(Stored items from a collection)
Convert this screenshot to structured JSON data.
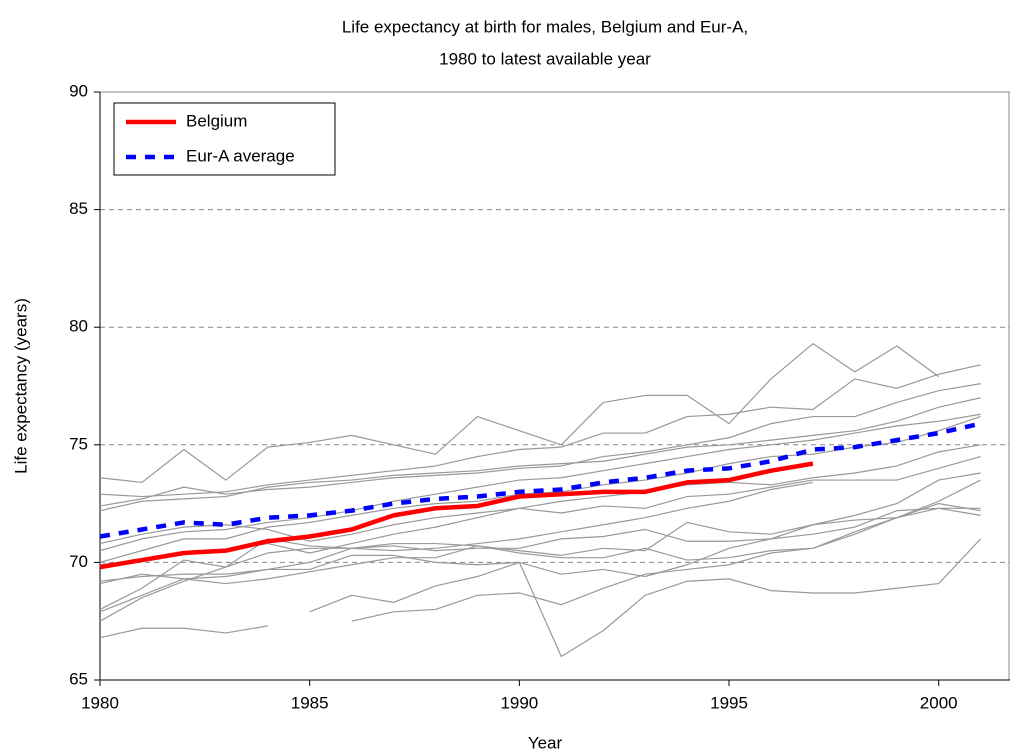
{
  "chart_data": {
    "type": "line",
    "title": [
      "Life expectancy at birth for males, Belgium and Eur-A,",
      "1980 to latest available year"
    ],
    "x_label": "Year",
    "y_label": "Life expectancy (years)",
    "x": [
      1980,
      1981,
      1982,
      1983,
      1984,
      1985,
      1986,
      1987,
      1988,
      1989,
      1990,
      1991,
      1992,
      1993,
      1994,
      1995,
      1996,
      1997,
      1998,
      1999,
      2000,
      2001
    ],
    "xlim": [
      1980,
      2001.7
    ],
    "xticks": [
      1980,
      1985,
      1990,
      1995,
      2000
    ],
    "ylim": [
      65,
      90
    ],
    "yticks": [
      65,
      70,
      75,
      80,
      85,
      90
    ],
    "grid": true,
    "legend": "top-left",
    "series": [
      {
        "color": "#999999",
        "values": [
          73.6,
          73.4,
          74.8,
          73.5,
          74.9,
          75.1,
          75.4,
          75.0,
          74.6,
          76.2,
          75.6,
          75.0,
          76.8,
          77.1,
          77.1,
          75.9,
          77.8,
          79.3,
          78.1,
          79.2,
          77.9,
          null
        ]
      },
      {
        "color": "#999999",
        "values": [
          72.9,
          72.8,
          72.9,
          73.0,
          73.3,
          73.5,
          73.7,
          73.9,
          74.1,
          74.5,
          74.8,
          74.9,
          75.5,
          75.5,
          76.2,
          76.3,
          76.6,
          76.5,
          77.8,
          77.4,
          78.0,
          78.4
        ]
      },
      {
        "color": "#999999",
        "values": [
          72.4,
          72.7,
          73.2,
          72.9,
          73.1,
          73.2,
          73.4,
          73.6,
          73.7,
          73.8,
          74.0,
          74.1,
          74.5,
          74.7,
          75.0,
          75.3,
          75.9,
          76.2,
          76.2,
          76.8,
          77.3,
          77.6
        ]
      },
      {
        "color": "#999999",
        "values": [
          72.2,
          72.6,
          72.7,
          72.8,
          73.2,
          73.4,
          73.5,
          73.7,
          73.8,
          73.9,
          74.1,
          74.2,
          74.3,
          74.6,
          74.9,
          75.0,
          75.2,
          75.4,
          75.6,
          76.0,
          76.6,
          77.0
        ]
      },
      {
        "color": "#999999",
        "values": [
          70.5,
          71.0,
          71.3,
          71.4,
          71.7,
          71.9,
          72.2,
          72.6,
          72.9,
          73.2,
          73.5,
          73.6,
          73.9,
          74.2,
          74.5,
          74.8,
          75.0,
          75.2,
          75.5,
          75.8,
          76.0,
          76.3
        ]
      },
      {
        "color": "#999999",
        "values": [
          70.0,
          70.5,
          71.0,
          71.0,
          71.5,
          71.7,
          72.0,
          72.3,
          72.5,
          72.6,
          72.9,
          73.0,
          73.3,
          73.5,
          73.8,
          74.2,
          74.5,
          74.6,
          74.9,
          75.1,
          75.6,
          76.2
        ]
      },
      {
        "color": "#999999",
        "values": [
          70.8,
          71.2,
          71.5,
          71.6,
          71.4,
          70.9,
          71.2,
          71.6,
          71.9,
          72.1,
          72.3,
          72.6,
          72.8,
          73.0,
          73.3,
          73.4,
          73.3,
          73.6,
          73.8,
          74.1,
          74.7,
          75.0
        ]
      },
      {
        "color": "#999999",
        "values": [
          69.9,
          70.1,
          70.4,
          70.5,
          70.8,
          70.4,
          70.8,
          71.2,
          71.5,
          71.9,
          72.3,
          72.1,
          72.4,
          72.3,
          72.8,
          72.9,
          73.2,
          73.5,
          73.5,
          73.5,
          74.0,
          74.5
        ]
      },
      {
        "color": "#999999",
        "values": [
          68.0,
          68.9,
          70.1,
          69.8,
          71.0,
          70.7,
          70.6,
          70.5,
          70.6,
          70.8,
          71.0,
          71.3,
          71.6,
          71.9,
          72.3,
          72.6,
          73.1,
          73.4,
          null,
          null,
          null,
          null
        ]
      },
      {
        "color": "#999999",
        "values": [
          67.5,
          68.5,
          69.2,
          69.8,
          70.4,
          70.6,
          70.6,
          70.8,
          70.8,
          70.7,
          70.5,
          70.3,
          70.6,
          70.5,
          71.7,
          71.3,
          71.2,
          71.6,
          71.8,
          71.9,
          72.6,
          73.5
        ]
      },
      {
        "color": "#999999",
        "values": [
          69.2,
          69.4,
          69.5,
          69.5,
          69.7,
          70.0,
          70.6,
          70.7,
          70.5,
          70.6,
          70.6,
          71.0,
          71.1,
          71.4,
          70.9,
          70.9,
          71.0,
          71.2,
          71.5,
          72.2,
          72.3,
          72.3
        ]
      },
      {
        "color": "#999999",
        "values": [
          67.9,
          68.6,
          69.3,
          69.1,
          69.3,
          69.6,
          69.9,
          70.2,
          70.2,
          70.7,
          70.4,
          70.2,
          70.2,
          70.6,
          70.1,
          70.2,
          70.5,
          70.6,
          71.3,
          71.9,
          72.5,
          72.2
        ]
      },
      {
        "color": "#999999",
        "values": [
          null,
          null,
          null,
          null,
          null,
          67.9,
          68.6,
          68.3,
          69.0,
          69.4,
          70.0,
          69.5,
          69.7,
          69.4,
          69.9,
          70.6,
          71.0,
          71.6,
          72.0,
          72.5,
          73.5,
          73.8
        ]
      },
      {
        "color": "#999999",
        "values": [
          69.1,
          69.5,
          69.3,
          69.4,
          69.7,
          69.7,
          70.3,
          70.3,
          70.0,
          69.9,
          70.0,
          66.0,
          67.1,
          68.6,
          69.2,
          69.3,
          68.8,
          68.7,
          68.7,
          68.9,
          69.1,
          71.0
        ]
      },
      {
        "color": "#999999",
        "values": [
          66.8,
          67.2,
          67.2,
          67.0,
          67.3,
          null,
          67.5,
          67.9,
          68.0,
          68.6,
          68.7,
          68.2,
          68.9,
          69.5,
          69.7,
          69.9,
          70.4,
          70.6,
          71.2,
          71.9,
          72.3,
          72.0
        ]
      },
      {
        "name": "Belgium",
        "color": "#ff0000",
        "dash": false,
        "values": [
          69.8,
          70.1,
          70.4,
          70.5,
          70.9,
          71.1,
          71.4,
          72.0,
          72.3,
          72.4,
          72.8,
          72.9,
          73.0,
          73.0,
          73.4,
          73.5,
          73.9,
          74.2,
          null,
          null,
          null,
          null
        ]
      },
      {
        "name": "Eur-A average",
        "color": "#0000ff",
        "dash": true,
        "values": [
          71.1,
          71.4,
          71.7,
          71.6,
          71.9,
          72.0,
          72.2,
          72.5,
          72.7,
          72.8,
          73.0,
          73.1,
          73.4,
          73.6,
          73.9,
          74.0,
          74.3,
          74.8,
          74.9,
          75.2,
          75.5,
          75.9
        ]
      }
    ]
  }
}
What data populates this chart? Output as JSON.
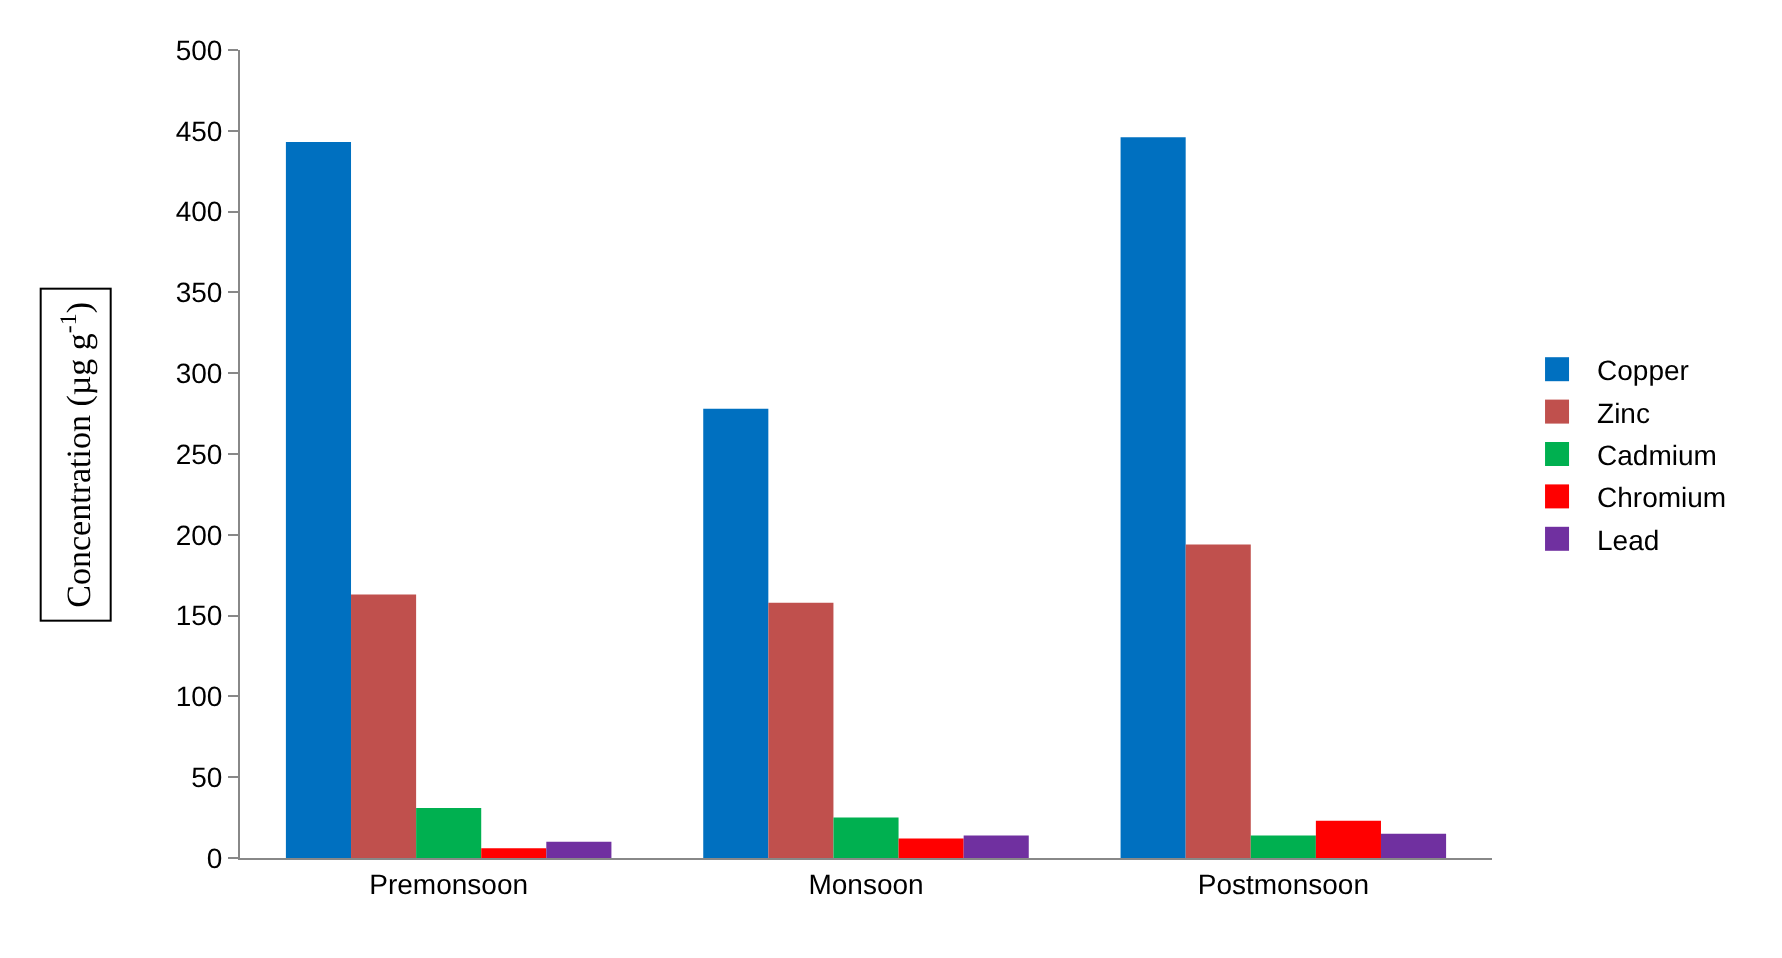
{
  "chart_data": {
    "type": "bar",
    "ylabel": "Concentration (µg g$^{-1}$)",
    "categories": [
      "Premonsoon",
      "Monsoon",
      "Postmonsoon"
    ],
    "series": [
      {
        "name": "Copper",
        "color": "#0070c0",
        "values": [
          443,
          278,
          446
        ]
      },
      {
        "name": "Zinc",
        "color": "#c0504d",
        "values": [
          163,
          158,
          194
        ]
      },
      {
        "name": "Cadmium",
        "color": "#00b050",
        "values": [
          31,
          25,
          14
        ]
      },
      {
        "name": "Chromium",
        "color": "#ff0000",
        "values": [
          6,
          12,
          23
        ]
      },
      {
        "name": "Lead",
        "color": "#7030a0",
        "values": [
          10,
          14,
          15
        ]
      }
    ],
    "ylim": [
      0,
      500
    ],
    "yticks": [
      0,
      50,
      100,
      150,
      200,
      250,
      300,
      350,
      400,
      450,
      500
    ],
    "grid": false,
    "legend": "right"
  }
}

▸ **TASK DIRECTIONS**
Find every line that includes the string "this". Report how many there are and nothing else.

▸ **ANSWER TO THE TASK**
2